From: Andrew Cooper <andrew.cooper3@citrix.com>
To: Wen Congyang <wency@cn.fujitsu.com>
Cc: Lai Jiangshan <laijs@cn.fujitsu.com>,
Jiang Yunhong <yunhong.jiang@intel.com>,
Dong Eddie <eddie.dong@intel.com>, Ye Wei <wei.ye1987@gmail.com>,
xen-devl <xen-devel@lists.xen.org>,
Hong Tao <bobby.hong@huawei.com>, Xu Yao <xuyao.xu@huawei.com>,
Shriram Rajagopalan <rshriram@cs.ubc.ca>
Subject: Re: [RFC Patch v2 00/16] COarse-grain LOck-stepping Virtual Machines for Non-stop Service
Date: Thu, 11 Jul 2013 10:37:55 +0100 [thread overview]
Message-ID: <51DE7CF3.7050609@citrix.com> (raw)
In-Reply-To: <1373531748-12547-1-git-send-email-wency@cn.fujitsu.com>
On 11/07/13 09:35, Wen Congyang wrote:
> Virtual machine (VM) replication is a well known technique for providing
> application-agnostic software-implemented hardware fault tolerance -
> "non-stop service". Currently, remus provides this function, but it buffers
> all output packets, and the latency is unacceptable.

WRITTEN TASK 1 |
Write out the mailing-list reply about lock-stepping virtual machines word for word, everything from "From: Andrew Cooper" down to "Message-ID: <51DE7CF3.7050609@citrix.com> (raw)".
WRITTEN TASK 2 |
Carry the mailing-list reply about lock-stepping virtual machines on past its final sentence.

RAW DATA |
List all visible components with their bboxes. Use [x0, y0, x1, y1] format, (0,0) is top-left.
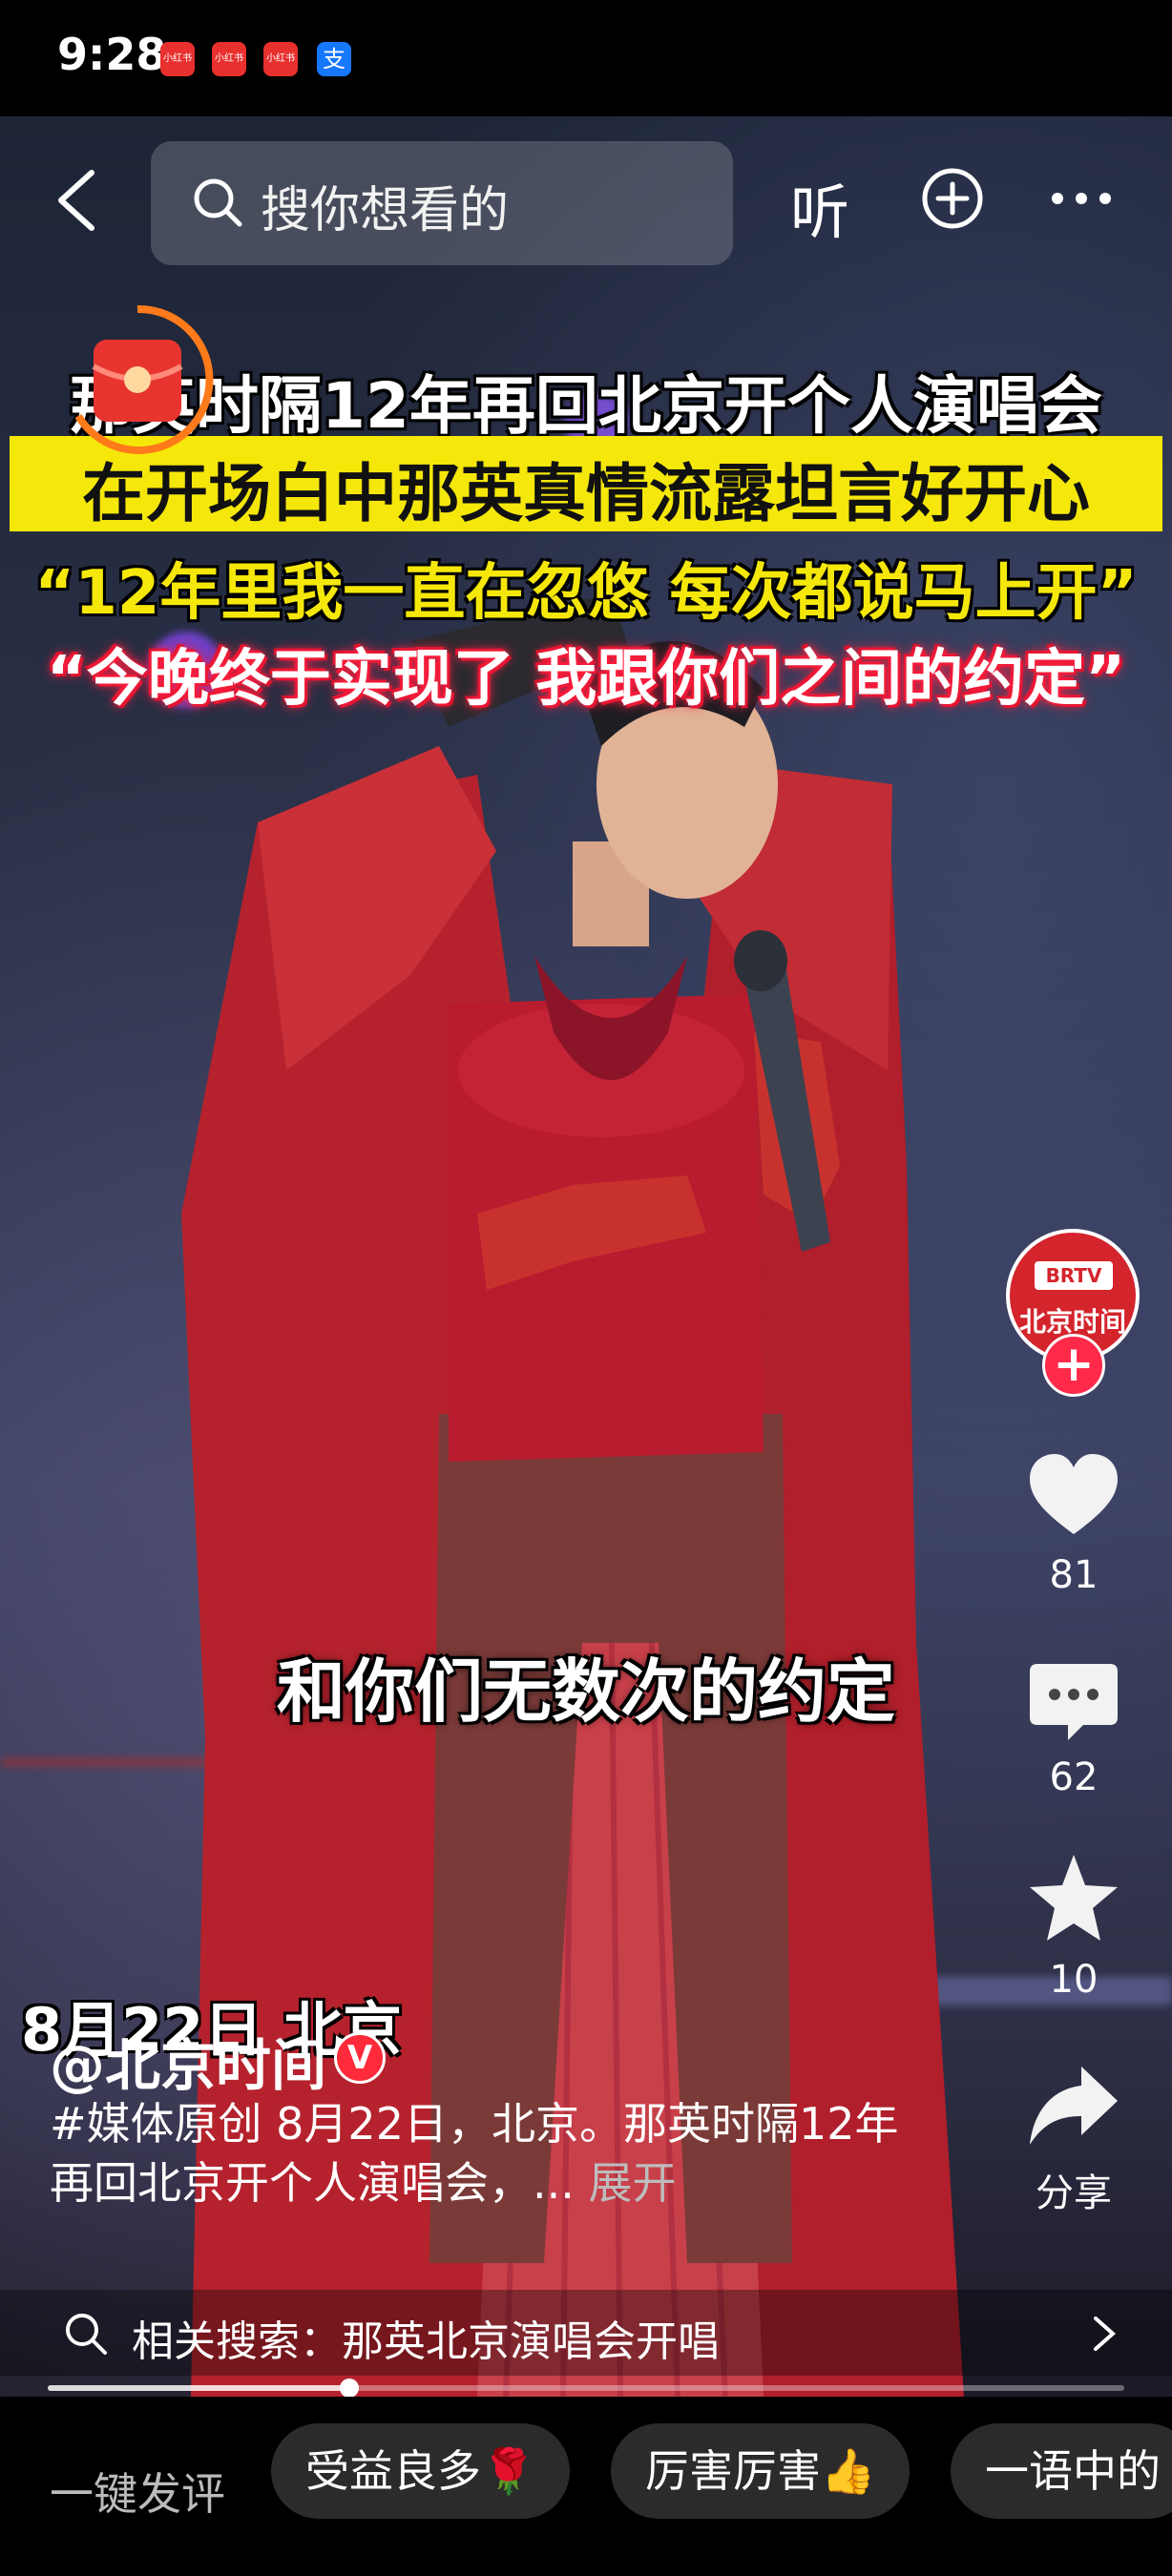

TASK ANSWER 1 |
From: Andrew Cooper <andrew.cooper3@citrix.com>
To: Wen Congyang <wency@cn.fujitsu.com>
Cc: Lai Jiangshan <laijs@cn.fujitsu.com>,
Jiang Yunhong <yunhong.jiang@intel.com>,
Dong Eddie <eddie.dong@intel.com>, Ye Wei <wei.ye1987@gmail.com>,
xen-devl <xen-devel@lists.xen.org>,
Hong Tao <bobby.hong@huawei.com>, Xu Yao <xuyao.xu@huawei.com>,
Shriram Rajagopalan <rshriram@cs.ubc.ca>
Subject: Re: [RFC Patch v2 00/16] COarse-grain LOck-stepping Virtual Machines for Non-stop Service
Date: Thu, 11 Jul 2013 10:37:55 +0100 [thread overview]
Message-ID: <51DE7CF3.7050609@citrix.com> (raw)

TASK ANSWER 2 |
>
> In xen summit 2012, We introduce a new VM replication solution: colo
> (COarse-grain LOck-stepping virtual machine). The presentation is in
> the following URL:
> http://www.slideshare.net/xen_com_mgr/colo-coarsegrain-lockstepping-virtual-machines-for-nonstop-service
>
> Here is the summary of the solution:
> >From the client's point of view, as long as the client observes identical
> responses from the primary and secondary VMs, according to the service
> semantics, then the secondary VM(SVM) is a valid replica of the primary
> VM(PVM), and can successfully take over when a hardware failure of the
> PVM is detected.
How set in stone are you about the terms PVM and SVM?
SVM already has a specific meaning in Xen, being AMD Software Virtual
Machine extensions which allow for HVM guests.
As a lesser problem, PVM is sometimes used to mean PV, as a mirror of HVM.
~Andrew
>
> This patchset is RFC, and implements the frame of colo:
> 1. Both PVM and SVM are running
> 2. do checkpoint only when the output packets from PVM and SVM are different
> 3. cache write requests from SVM
>
> ChangeLog from v1 to v2:
> 1. update block-remus to support colo
> 2. split large patch to small one
> 3. fix some bugs
> 4. add a new hypercall for colo
>
> Changelog:
> Patch 1: optimize the dirty pages transfer speed.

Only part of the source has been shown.